DATASET CONTENT:
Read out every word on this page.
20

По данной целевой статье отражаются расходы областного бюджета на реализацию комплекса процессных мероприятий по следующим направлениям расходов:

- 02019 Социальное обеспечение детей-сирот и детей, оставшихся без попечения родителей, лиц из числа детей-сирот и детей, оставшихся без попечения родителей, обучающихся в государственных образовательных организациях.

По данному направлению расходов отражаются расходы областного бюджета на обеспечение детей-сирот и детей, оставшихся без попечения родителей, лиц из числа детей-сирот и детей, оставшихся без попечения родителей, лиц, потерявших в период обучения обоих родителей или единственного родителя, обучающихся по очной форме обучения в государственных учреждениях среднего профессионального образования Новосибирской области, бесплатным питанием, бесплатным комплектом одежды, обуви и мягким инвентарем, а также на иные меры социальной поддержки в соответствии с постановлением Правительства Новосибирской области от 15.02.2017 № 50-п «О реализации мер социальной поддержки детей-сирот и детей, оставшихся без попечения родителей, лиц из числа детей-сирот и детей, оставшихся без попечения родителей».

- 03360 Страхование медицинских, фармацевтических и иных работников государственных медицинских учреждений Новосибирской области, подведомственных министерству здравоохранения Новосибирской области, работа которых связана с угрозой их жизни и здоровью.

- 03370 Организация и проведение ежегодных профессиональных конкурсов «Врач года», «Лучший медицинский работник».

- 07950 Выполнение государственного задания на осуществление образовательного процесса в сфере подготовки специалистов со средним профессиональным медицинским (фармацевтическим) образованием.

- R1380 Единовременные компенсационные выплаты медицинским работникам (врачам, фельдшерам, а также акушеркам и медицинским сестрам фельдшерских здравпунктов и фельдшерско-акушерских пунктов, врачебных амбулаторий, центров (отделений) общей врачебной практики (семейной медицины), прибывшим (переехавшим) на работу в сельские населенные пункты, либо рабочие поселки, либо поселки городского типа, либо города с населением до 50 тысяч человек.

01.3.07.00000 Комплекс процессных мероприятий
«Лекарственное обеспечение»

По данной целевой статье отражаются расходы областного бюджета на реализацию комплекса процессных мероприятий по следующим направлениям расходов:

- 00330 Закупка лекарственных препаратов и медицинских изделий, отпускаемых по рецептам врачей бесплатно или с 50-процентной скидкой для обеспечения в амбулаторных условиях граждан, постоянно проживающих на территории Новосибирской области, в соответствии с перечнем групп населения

TO DO:
Write out the records shown above, exactly as they appear.

SOLUTION TO THIS PROBLEM:
Read out every word on this page.
20

По данной целевой статье отражаются расходы областного бюджета на реализацию комплекса процессных мероприятий по следующим направлениям расходов:

- 02019 Социальное обеспечение детей-сирот и детей, оставшихся без попечения родителей, лиц из числа детей-сирот и детей, оставшихся без попечения родителей, обучающихся в государственных образовательных организациях.

По данному направлению расходов отражаются расходы областного бюджета на обеспечение детей-сирот и детей, оставшихся без попечения родителей, лиц из числа детей-сирот и детей, оставшихся без попечения родителей, лиц, потерявших в период обучения обоих родителей или единственного родителя, обучающихся по очной форме обучения в государственных учреждениях среднего профессионального образования Новосибирской области, бесплатным питанием, бесплатным комплектом одежды, обуви и мягким инвентарем, а также на иные меры социальной поддержки в соответствии с постановлением Правительства Новосибирской области от 15.02.2017 № 50-п «О реализации мер социальной поддержки детей-сирот и детей, оставшихся без попечения родителей, лиц из числа детей-сирот и детей, оставшихся без попечения родителей».

- 03360 Страхование медицинских, фармацевтических и иных работников государственных медицинских учреждений Новосибирской области, подведомственных министерству здравоохранения Новосибирской области, работа которых связана с угрозой их жизни и здоровью.

- 03370 Организация и проведение ежегодных профессиональных конкурсов «Врач года», «Лучший медицинский работник».

- 07950 Выполнение государственного задания на осуществление образовательного процесса в сфере подготовки специалистов со средним профессиональным медицинским (фармацевтическим) образованием.

- R1380 Единовременные компенсационные выплаты медицинским работникам (врачам, фельдшерам, а также акушеркам и медицинским сестрам фельдшерских здравпунктов и фельдшерско-акушерских пунктов, врачебных амбулаторий, центров (отделений) общей врачебной практики (семейной медицины), прибывшим (переехавшим) на работу в сельские населенные пункты, либо рабочие поселки, либо поселки городского типа, либо города с населением до 50 тысяч человек.

01.3.07.00000 Комплекс процессных мероприятий
«Лекарственное обеспечение»

По данной целевой статье отражаются расходы областного бюджета на реализацию комплекса процессных мероприятий по следующим направлениям расходов:

- 00330 Закупка лекарственных препаратов и медицинских изделий, отпускаемых по рецептам врачей бесплатно или с 50-процентной скидкой для обеспечения в амбулаторных условиях граждан, постоянно проживающих на территории Новосибирской области, в соответствии с перечнем групп населения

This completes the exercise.